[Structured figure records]
• • •

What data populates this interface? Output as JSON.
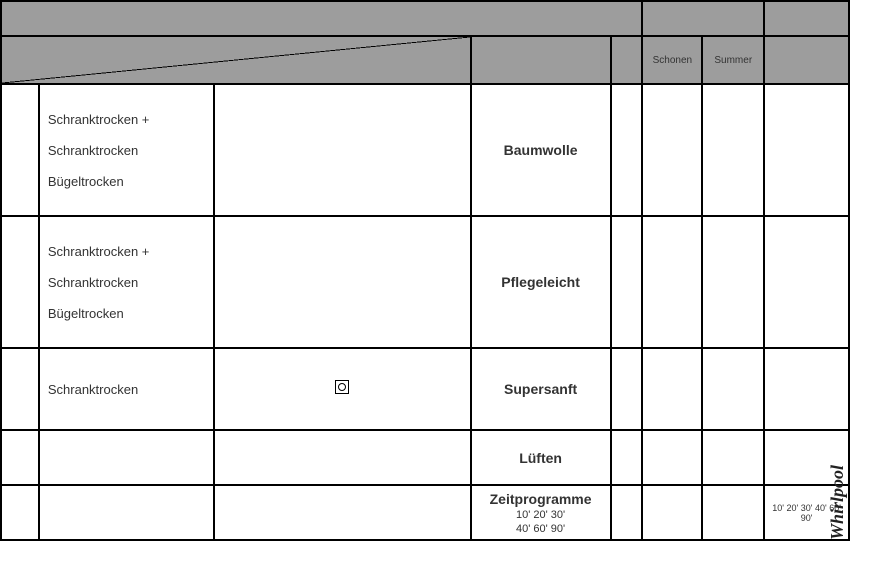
{
  "headers": {
    "schonen": "Schonen",
    "summer": "Summer"
  },
  "rows": [
    {
      "levels": [
        "Schranktrocken +",
        "Schranktrocken",
        "Bügeltrocken"
      ],
      "program": "Baumwolle",
      "symbol": false,
      "times": ""
    },
    {
      "levels": [
        "Schranktrocken +",
        "Schranktrocken",
        "Bügeltrocken"
      ],
      "program": "Pflegeleicht",
      "symbol": false,
      "times": ""
    },
    {
      "levels": [
        "Schranktrocken"
      ],
      "program": "Supersanft",
      "symbol": true,
      "times": ""
    },
    {
      "levels": [],
      "program": "Lüften",
      "symbol": false,
      "times": ""
    },
    {
      "levels": [],
      "program": "Zeitprogramme",
      "program_sub": [
        "10' 20' 30'",
        "40' 60' 90'"
      ],
      "symbol": false,
      "times": "10' 20' 30'\n40' 60' 90'"
    }
  ],
  "logo": {
    "brand": "Whirlpool",
    "tag": ""
  }
}
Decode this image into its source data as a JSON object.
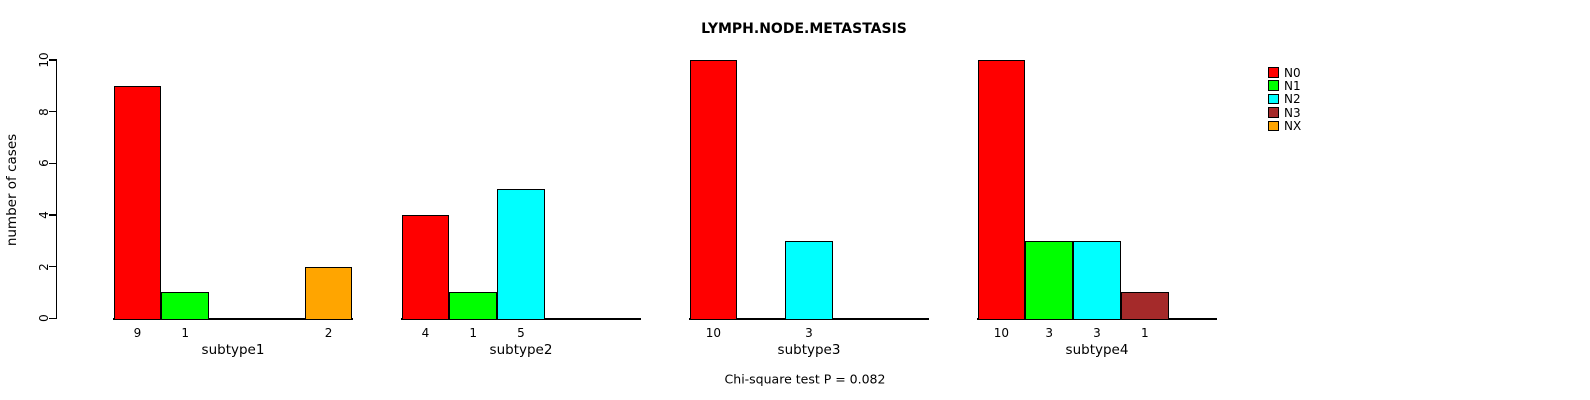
{
  "chart_data": {
    "type": "bar",
    "title": "LYMPH.NODE.METASTASIS",
    "ylabel": "number of cases",
    "xlabel": "",
    "ylim": [
      0,
      10
    ],
    "yticks": [
      0,
      2,
      4,
      6,
      8,
      10
    ],
    "grid": false,
    "background": "#FFFFFF",
    "axis_color": "#000000",
    "groups": [
      "subtype1",
      "subtype2",
      "subtype3",
      "subtype4"
    ],
    "series": [
      {
        "name": "N0",
        "color": "#FF0000",
        "values": [
          9,
          4,
          10,
          10
        ]
      },
      {
        "name": "N1",
        "color": "#00FF00",
        "values": [
          1,
          1,
          0,
          3
        ]
      },
      {
        "name": "N2",
        "color": "#00FFFF",
        "values": [
          0,
          5,
          3,
          3
        ]
      },
      {
        "name": "N3",
        "color": "#A52A2A",
        "values": [
          0,
          0,
          0,
          1
        ]
      },
      {
        "name": "NX",
        "color": "#FFA500",
        "values": [
          2,
          0,
          0,
          0
        ]
      }
    ],
    "bar_value_labels_shown": true,
    "legend": {
      "position": "right",
      "entries": [
        "N0",
        "N1",
        "N2",
        "N3",
        "NX"
      ]
    },
    "annotation": "Chi-square test P = 0.082"
  }
}
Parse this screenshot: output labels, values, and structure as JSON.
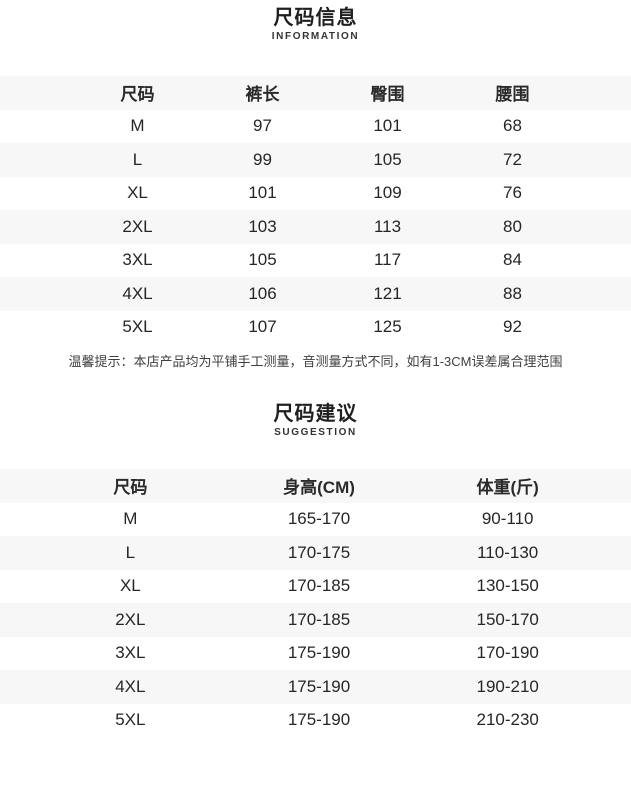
{
  "colors": {
    "background": "#ffffff",
    "row_stripe": "#f7f7f8",
    "text": "#262626"
  },
  "info": {
    "title": "尺码信息",
    "subtitle": "INFORMATION",
    "table": {
      "headers": [
        "尺码",
        "裤长",
        "臀围",
        "腰围"
      ],
      "rows": [
        [
          "M",
          "97",
          "101",
          "68"
        ],
        [
          "L",
          "99",
          "105",
          "72"
        ],
        [
          "XL",
          "101",
          "109",
          "76"
        ],
        [
          "2XL",
          "103",
          "113",
          "80"
        ],
        [
          "3XL",
          "105",
          "117",
          "84"
        ],
        [
          "4XL",
          "106",
          "121",
          "88"
        ],
        [
          "5XL",
          "107",
          "125",
          "92"
        ]
      ]
    },
    "note": "温馨提示：本店产品均为平铺手工测量，音测量方式不同，如有1-3CM误差属合理范围"
  },
  "suggestion": {
    "title": "尺码建议",
    "subtitle": "SUGGESTION",
    "table": {
      "headers": [
        "尺码",
        "身高(CM)",
        "体重(斤)"
      ],
      "rows": [
        [
          "M",
          "165-170",
          "90-110"
        ],
        [
          "L",
          "170-175",
          "110-130"
        ],
        [
          "XL",
          "170-185",
          "130-150"
        ],
        [
          "2XL",
          "170-185",
          "150-170"
        ],
        [
          "3XL",
          "175-190",
          "170-190"
        ],
        [
          "4XL",
          "175-190",
          "190-210"
        ],
        [
          "5XL",
          "175-190",
          "210-230"
        ]
      ]
    }
  }
}
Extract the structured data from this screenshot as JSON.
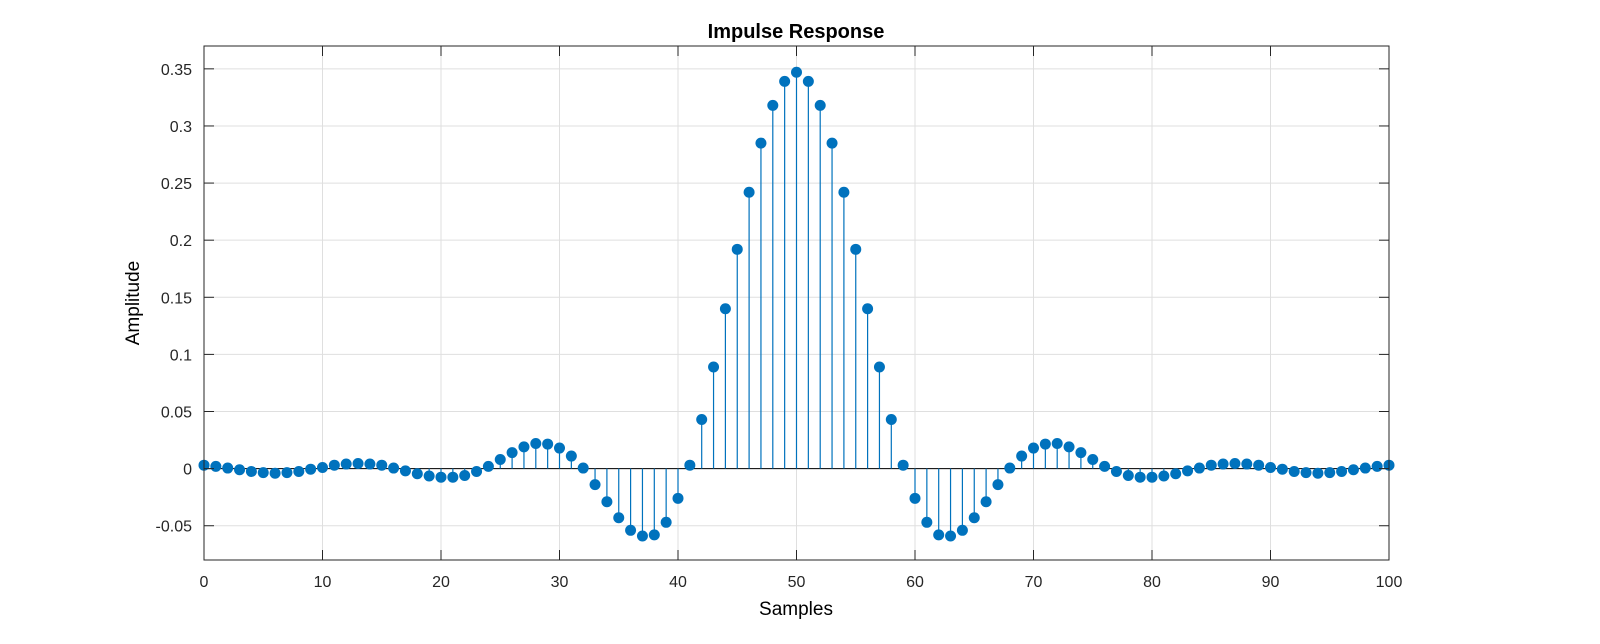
{
  "chart_data": {
    "type": "stem",
    "title": "Impulse Response",
    "xlabel": "Samples",
    "ylabel": "Amplitude",
    "xlim": [
      0,
      100
    ],
    "ylim": [
      -0.08,
      0.37
    ],
    "xticks": [
      0,
      10,
      20,
      30,
      40,
      50,
      60,
      70,
      80,
      90,
      100
    ],
    "xtick_labels": [
      "0",
      "10",
      "20",
      "30",
      "40",
      "50",
      "60",
      "70",
      "80",
      "90",
      "100"
    ],
    "yticks": [
      -0.05,
      0,
      0.05,
      0.1,
      0.15,
      0.2,
      0.25,
      0.3,
      0.35
    ],
    "ytick_labels": [
      "-0.05",
      "0",
      "0.05",
      "0.1",
      "0.15",
      "0.2",
      "0.25",
      "0.3",
      "0.35"
    ],
    "grid": true,
    "series_color": "#0072BD",
    "x": [
      0,
      1,
      2,
      3,
      4,
      5,
      6,
      7,
      8,
      9,
      10,
      11,
      12,
      13,
      14,
      15,
      16,
      17,
      18,
      19,
      20,
      21,
      22,
      23,
      24,
      25,
      26,
      27,
      28,
      29,
      30,
      31,
      32,
      33,
      34,
      35,
      36,
      37,
      38,
      39,
      40,
      41,
      42,
      43,
      44,
      45,
      46,
      47,
      48,
      49,
      50,
      51,
      52,
      53,
      54,
      55,
      56,
      57,
      58,
      59,
      60,
      61,
      62,
      63,
      64,
      65,
      66,
      67,
      68,
      69,
      70,
      71,
      72,
      73,
      74,
      75,
      76,
      77,
      78,
      79,
      80,
      81,
      82,
      83,
      84,
      85,
      86,
      87,
      88,
      89,
      90,
      91,
      92,
      93,
      94,
      95,
      96,
      97,
      98,
      99,
      100
    ],
    "y": [
      0.003,
      0.002,
      0.0005,
      -0.001,
      -0.0025,
      -0.0035,
      -0.004,
      -0.0035,
      -0.0025,
      -0.0005,
      0.001,
      0.003,
      0.004,
      0.0045,
      0.004,
      0.003,
      0.0005,
      -0.002,
      -0.0045,
      -0.0065,
      -0.0075,
      -0.0075,
      -0.006,
      -0.0025,
      0.002,
      0.008,
      0.014,
      0.019,
      0.022,
      0.0215,
      0.018,
      0.011,
      0.0005,
      -0.014,
      -0.029,
      -0.043,
      -0.054,
      -0.059,
      -0.058,
      -0.047,
      -0.026,
      0.003,
      0.043,
      0.089,
      0.14,
      0.192,
      0.242,
      0.285,
      0.318,
      0.339,
      0.347,
      0.339,
      0.318,
      0.285,
      0.242,
      0.192,
      0.14,
      0.089,
      0.043,
      0.003,
      -0.026,
      -0.047,
      -0.058,
      -0.059,
      -0.054,
      -0.043,
      -0.029,
      -0.014,
      0.0005,
      0.011,
      0.018,
      0.0215,
      0.022,
      0.019,
      0.014,
      0.008,
      0.002,
      -0.0025,
      -0.006,
      -0.0075,
      -0.0075,
      -0.0065,
      -0.0045,
      -0.002,
      0.0005,
      0.003,
      0.004,
      0.0045,
      0.004,
      0.003,
      0.001,
      -0.0005,
      -0.0025,
      -0.0035,
      -0.004,
      -0.0035,
      -0.0025,
      -0.001,
      0.0005,
      0.002,
      0.003
    ]
  }
}
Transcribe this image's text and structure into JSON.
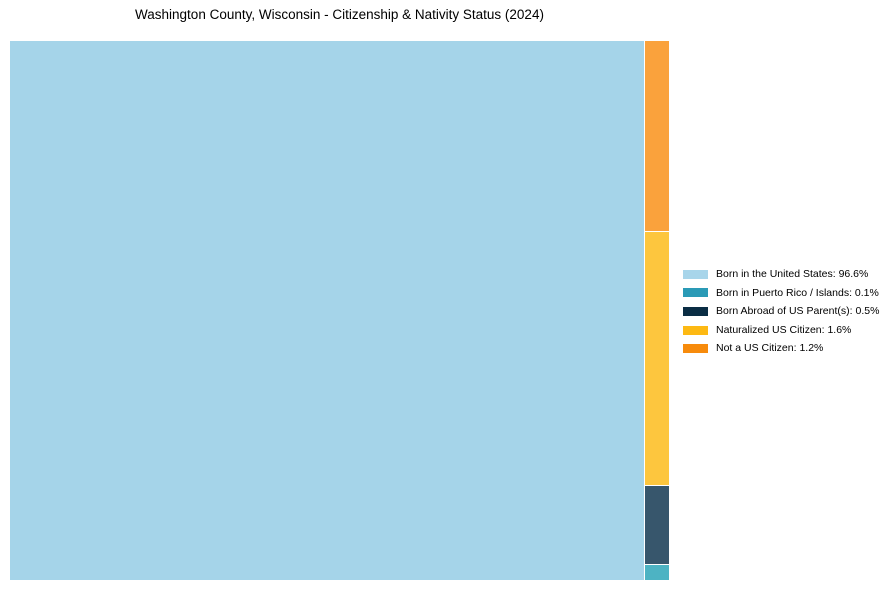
{
  "title": "Washington County, Wisconsin - Citizenship & Nativity Status (2024)",
  "background_color": "#ffffff",
  "title_color": "#000000",
  "legend_text_color": "#000000",
  "chart_data": {
    "type": "treemap",
    "title": "Washington County, Wisconsin - Citizenship & Nativity Status (2024)",
    "unit": "%",
    "items": [
      {
        "label": "Born in the United States",
        "value": 96.6,
        "percent_label": "96.6%",
        "chart_color": "#a5d4e9",
        "legend_color": "#a8d5ea"
      },
      {
        "label": "Born in Puerto Rico / Islands",
        "value": 0.1,
        "percent_label": "0.1%",
        "chart_color": "#4db3c3",
        "legend_color": "#2a9ab6"
      },
      {
        "label": "Born Abroad of US Parent(s)",
        "value": 0.5,
        "percent_label": "0.5%",
        "chart_color": "#37566c",
        "legend_color": "#0a2d44"
      },
      {
        "label": "Naturalized US Citizen",
        "value": 1.6,
        "percent_label": "1.6%",
        "chart_color": "#fdc63e",
        "legend_color": "#fdb913"
      },
      {
        "label": "Not a US Citizen",
        "value": 1.2,
        "percent_label": "1.2%",
        "chart_color": "#faa23c",
        "legend_color": "#f78b0c"
      }
    ],
    "layout": {
      "orientation": "largest-cell-left-minor-column-right",
      "column_order_top_to_bottom": [
        "Not a US Citizen",
        "Naturalized US Citizen",
        "Born Abroad of US Parent(s)",
        "Born in Puerto Rico / Islands"
      ],
      "legend_position": "right-center",
      "grid": "off",
      "axes": "none"
    }
  }
}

• • •

• What is needed
Scan the entries above and work out how many lines include the word "true"; the reply is that number alone.

• The answer
3